>> Begin LISTED ENTRIES

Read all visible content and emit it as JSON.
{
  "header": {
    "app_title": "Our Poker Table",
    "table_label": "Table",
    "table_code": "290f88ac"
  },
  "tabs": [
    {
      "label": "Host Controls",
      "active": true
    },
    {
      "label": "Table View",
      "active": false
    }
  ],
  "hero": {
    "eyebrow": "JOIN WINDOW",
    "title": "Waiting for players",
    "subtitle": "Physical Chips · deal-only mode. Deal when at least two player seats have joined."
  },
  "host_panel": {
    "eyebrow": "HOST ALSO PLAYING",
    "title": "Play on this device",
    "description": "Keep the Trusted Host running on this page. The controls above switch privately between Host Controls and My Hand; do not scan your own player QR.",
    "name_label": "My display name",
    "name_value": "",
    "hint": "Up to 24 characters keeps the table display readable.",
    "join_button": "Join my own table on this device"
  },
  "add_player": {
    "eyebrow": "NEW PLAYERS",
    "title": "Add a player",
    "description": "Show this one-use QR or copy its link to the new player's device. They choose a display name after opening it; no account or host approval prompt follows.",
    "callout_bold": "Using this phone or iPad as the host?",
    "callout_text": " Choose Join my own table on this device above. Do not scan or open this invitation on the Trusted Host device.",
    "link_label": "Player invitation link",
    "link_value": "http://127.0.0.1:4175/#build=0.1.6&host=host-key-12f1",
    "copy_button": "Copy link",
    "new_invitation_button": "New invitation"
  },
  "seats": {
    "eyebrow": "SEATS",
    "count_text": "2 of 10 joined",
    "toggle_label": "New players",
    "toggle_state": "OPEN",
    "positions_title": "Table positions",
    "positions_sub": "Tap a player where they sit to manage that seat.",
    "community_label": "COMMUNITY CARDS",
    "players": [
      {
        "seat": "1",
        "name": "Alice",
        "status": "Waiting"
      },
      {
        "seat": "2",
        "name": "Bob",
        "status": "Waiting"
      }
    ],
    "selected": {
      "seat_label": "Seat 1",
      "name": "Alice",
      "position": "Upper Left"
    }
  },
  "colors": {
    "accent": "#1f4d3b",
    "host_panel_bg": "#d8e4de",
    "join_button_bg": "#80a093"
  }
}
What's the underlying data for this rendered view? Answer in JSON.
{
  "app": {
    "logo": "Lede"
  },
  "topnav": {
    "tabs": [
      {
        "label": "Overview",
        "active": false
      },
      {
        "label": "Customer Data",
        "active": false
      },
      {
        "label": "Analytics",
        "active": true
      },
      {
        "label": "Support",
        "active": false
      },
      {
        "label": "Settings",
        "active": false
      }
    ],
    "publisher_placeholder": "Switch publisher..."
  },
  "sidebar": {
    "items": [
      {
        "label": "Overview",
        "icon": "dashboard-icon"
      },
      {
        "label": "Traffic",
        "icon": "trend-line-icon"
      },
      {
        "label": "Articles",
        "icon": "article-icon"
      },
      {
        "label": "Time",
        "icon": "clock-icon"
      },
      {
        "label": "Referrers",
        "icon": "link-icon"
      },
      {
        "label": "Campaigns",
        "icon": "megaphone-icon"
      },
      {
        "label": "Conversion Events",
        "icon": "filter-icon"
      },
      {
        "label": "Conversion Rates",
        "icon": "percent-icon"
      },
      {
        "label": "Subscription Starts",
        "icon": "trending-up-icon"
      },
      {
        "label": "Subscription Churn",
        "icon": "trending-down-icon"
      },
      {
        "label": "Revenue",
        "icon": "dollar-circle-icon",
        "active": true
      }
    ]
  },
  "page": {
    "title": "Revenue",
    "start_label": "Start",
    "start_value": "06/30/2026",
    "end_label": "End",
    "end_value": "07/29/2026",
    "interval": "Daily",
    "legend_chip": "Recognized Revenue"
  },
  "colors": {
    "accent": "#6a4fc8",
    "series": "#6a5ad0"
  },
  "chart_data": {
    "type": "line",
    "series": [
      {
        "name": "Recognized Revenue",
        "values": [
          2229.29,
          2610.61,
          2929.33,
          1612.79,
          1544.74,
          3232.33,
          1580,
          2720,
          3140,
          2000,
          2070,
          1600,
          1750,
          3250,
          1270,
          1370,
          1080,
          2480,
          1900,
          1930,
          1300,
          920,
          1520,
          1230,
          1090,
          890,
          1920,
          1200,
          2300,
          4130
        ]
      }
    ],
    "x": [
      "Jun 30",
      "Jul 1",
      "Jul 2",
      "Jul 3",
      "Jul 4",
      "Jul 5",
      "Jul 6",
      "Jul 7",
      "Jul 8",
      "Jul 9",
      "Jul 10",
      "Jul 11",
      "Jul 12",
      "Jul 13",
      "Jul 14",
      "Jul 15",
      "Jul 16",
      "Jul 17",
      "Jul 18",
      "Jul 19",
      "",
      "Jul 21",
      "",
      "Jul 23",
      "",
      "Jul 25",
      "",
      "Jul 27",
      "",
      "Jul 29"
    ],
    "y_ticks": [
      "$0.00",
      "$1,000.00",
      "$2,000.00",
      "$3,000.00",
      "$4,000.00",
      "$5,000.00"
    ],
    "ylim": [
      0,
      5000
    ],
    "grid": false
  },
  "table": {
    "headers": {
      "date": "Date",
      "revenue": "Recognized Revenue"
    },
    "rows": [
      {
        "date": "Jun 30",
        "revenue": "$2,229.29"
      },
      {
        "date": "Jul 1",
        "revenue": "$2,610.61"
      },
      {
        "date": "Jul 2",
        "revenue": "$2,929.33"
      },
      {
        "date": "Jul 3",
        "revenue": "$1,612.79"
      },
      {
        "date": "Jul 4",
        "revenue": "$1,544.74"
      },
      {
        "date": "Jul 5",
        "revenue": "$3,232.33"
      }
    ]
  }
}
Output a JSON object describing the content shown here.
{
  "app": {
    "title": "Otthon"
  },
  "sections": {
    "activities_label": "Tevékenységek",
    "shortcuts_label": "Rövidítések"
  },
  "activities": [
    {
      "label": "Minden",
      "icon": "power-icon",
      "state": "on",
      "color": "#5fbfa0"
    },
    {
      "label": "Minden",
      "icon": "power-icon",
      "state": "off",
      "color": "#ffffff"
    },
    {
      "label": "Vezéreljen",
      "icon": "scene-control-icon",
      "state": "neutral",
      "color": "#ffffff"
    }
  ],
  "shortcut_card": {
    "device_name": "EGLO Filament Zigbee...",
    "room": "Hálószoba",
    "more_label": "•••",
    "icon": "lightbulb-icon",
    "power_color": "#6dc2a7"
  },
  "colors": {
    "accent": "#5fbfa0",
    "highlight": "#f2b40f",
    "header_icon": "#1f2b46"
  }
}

>> End LISTED ENTRIES

### TASK PROMPT
Without omitting anything, output the entries exactly.

### RIGHT ANSWER
Read all visible content and emit it as JSON.
{
  "header": {
    "app_title": "Our Poker Table",
    "table_label": "Table",
    "table_code": "290f88ac"
  },
  "tabs": [
    {
      "label": "Host Controls",
      "active": true
    },
    {
      "label": "Table View",
      "active": false
    }
  ],
  "hero": {
    "eyebrow": "JOIN WINDOW",
    "title": "Waiting for players",
    "subtitle": "Physical Chips · deal-only mode. Deal when at least two player seats have joined."
  },
  "host_panel": {
    "eyebrow": "HOST ALSO PLAYING",
    "title": "Play on this device",
    "description": "Keep the Trusted Host running on this page. The controls above switch privately between Host Controls and My Hand; do not scan your own player QR.",
    "name_label": "My display name",
    "name_value": "",
    "hint": "Up to 24 characters keeps the table display readable.",
    "join_button": "Join my own table on this device"
  },
  "add_player": {
    "eyebrow": "NEW PLAYERS",
    "title": "Add a player",
    "description": "Show this one-use QR or copy its link to the new player's device. They choose a display name after opening it; no account or host approval prompt follows.",
    "callout_bold": "Using this phone or iPad as the host?",
    "callout_text": " Choose Join my own table on this device above. Do not scan or open this invitation on the Trusted Host device.",
    "link_label": "Player invitation link",
    "link_value": "http://127.0.0.1:4175/#build=0.1.6&host=host-key-12f1",
    "copy_button": "Copy link",
    "new_invitation_button": "New invitation"
  },
  "seats": {
    "eyebrow": "SEATS",
    "count_text": "2 of 10 joined",
    "toggle_label": "New players",
    "toggle_state": "OPEN",
    "positions_title": "Table positions",
    "positions_sub": "Tap a player where they sit to manage that seat.",
    "community_label": "COMMUNITY CARDS",
    "players": [
      {
        "seat": "1",
        "name": "Alice",
        "status": "Waiting"
      },
      {
        "seat": "2",
        "name": "Bob",
        "status": "Waiting"
      }
    ],
    "selected": {
      "seat_label": "Seat 1",
      "name": "Alice",
      "position": "Upper Left"
    }
  },
  "colors": {
    "accent": "#1f4d3b",
    "host_panel_bg": "#d8e4de",
    "join_button_bg": "#80a093"
  }
}
What's the underlying data for this rendered view? Answer in JSON.
{
  "app": {
    "logo": "Lede"
  },
  "topnav": {
    "tabs": [
      {
        "label": "Overview",
        "active": false
      },
      {
        "label": "Customer Data",
        "active": false
      },
      {
        "label": "Analytics",
        "active": true
      },
      {
        "label": "Support",
        "active": false
      },
      {
        "label": "Settings",
        "active": false
      }
    ],
    "publisher_placeholder": "Switch publisher..."
  },
  "sidebar": {
    "items": [
      {
        "label": "Overview",
        "icon": "dashboard-icon"
      },
      {
        "label": "Traffic",
        "icon": "trend-line-icon"
      },
      {
        "label": "Articles",
        "icon": "article-icon"
      },
      {
        "label": "Time",
        "icon": "clock-icon"
      },
      {
        "label": "Referrers",
        "icon": "link-icon"
      },
      {
        "label": "Campaigns",
        "icon": "megaphone-icon"
      },
      {
        "label": "Conversion Events",
        "icon": "filter-icon"
      },
      {
        "label": "Conversion Rates",
        "icon": "percent-icon"
      },
      {
        "label": "Subscription Starts",
        "icon": "trending-up-icon"
      },
      {
        "label": "Subscription Churn",
        "icon": "trending-down-icon"
      },
      {
        "label": "Revenue",
        "icon": "dollar-circle-icon",
        "active": true
      }
    ]
  },
  "page": {
    "title": "Revenue",
    "start_label": "Start",
    "start_value": "06/30/2026",
    "end_label": "End",
    "end_value": "07/29/2026",
    "interval": "Daily",
    "legend_chip": "Recognized Revenue"
  },
  "colors": {
    "accent": "#6a4fc8",
    "series": "#6a5ad0"
  },
  "chart_data": {
    "type": "line",
    "series": [
      {
        "name": "Recognized Revenue",
        "values": [
          2229.29,
          2610.61,
          2929.33,
          1612.79,
          1544.74,
          3232.33,
          1580,
          2720,
          3140,
          2000,
          2070,
          1600,
          1750,
          3250,
          1270,
          1370,
          1080,
          2480,
          1900,
          1930,
          1300,
          920,
          1520,
          1230,
          1090,
          890,
          1920,
          1200,
          2300,
          4130
        ]
      }
    ],
    "x": [
      "Jun 30",
      "Jul 1",
      "Jul 2",
      "Jul 3",
      "Jul 4",
      "Jul 5",
      "Jul 6",
      "Jul 7",
      "Jul 8",
      "Jul 9",
      "Jul 10",
      "Jul 11",
      "Jul 12",
      "Jul 13",
      "Jul 14",
      "Jul 15",
      "Jul 16",
      "Jul 17",
      "Jul 18",
      "Jul 19",
      "",
      "Jul 21",
      "",
      "Jul 23",
      "",
      "Jul 25",
      "",
      "Jul 27",
      "",
      "Jul 29"
    ],
    "y_ticks": [
      "$0.00",
      "$1,000.00",
      "$2,000.00",
      "$3,000.00",
      "$4,000.00",
      "$5,000.00"
    ],
    "ylim": [
      0,
      5000
    ],
    "grid": false
  },
  "table": {
    "headers": {
      "date": "Date",
      "revenue": "Recognized Revenue"
    },
    "rows": [
      {
        "date": "Jun 30",
        "revenue": "$2,229.29"
      },
      {
        "date": "Jul 1",
        "revenue": "$2,610.61"
      },
      {
        "date": "Jul 2",
        "revenue": "$2,929.33"
      },
      {
        "date": "Jul 3",
        "revenue": "$1,612.79"
      },
      {
        "date": "Jul 4",
        "revenue": "$1,544.74"
      },
      {
        "date": "Jul 5",
        "revenue": "$3,232.33"
      }
    ]
  }
}
Output a JSON object describing the content shown here.
{
  "app": {
    "title": "Otthon"
  },
  "sections": {
    "activities_label": "Tevékenységek",
    "shortcuts_label": "Rövidítések"
  },
  "activities": [
    {
      "label": "Minden",
      "icon": "power-icon",
      "state": "on",
      "color": "#5fbfa0"
    },
    {
      "label": "Minden",
      "icon": "power-icon",
      "state": "off",
      "color": "#ffffff"
    },
    {
      "label": "Vezéreljen",
      "icon": "scene-control-icon",
      "state": "neutral",
      "color": "#ffffff"
    }
  ],
  "shortcut_card": {
    "device_name": "EGLO Filament Zigbee...",
    "room": "Hálószoba",
    "more_label": "•••",
    "icon": "lightbulb-icon",
    "power_color": "#6dc2a7"
  },
  "colors": {
    "accent": "#5fbfa0",
    "highlight": "#f2b40f",
    "header_icon": "#1f2b46"
  }
}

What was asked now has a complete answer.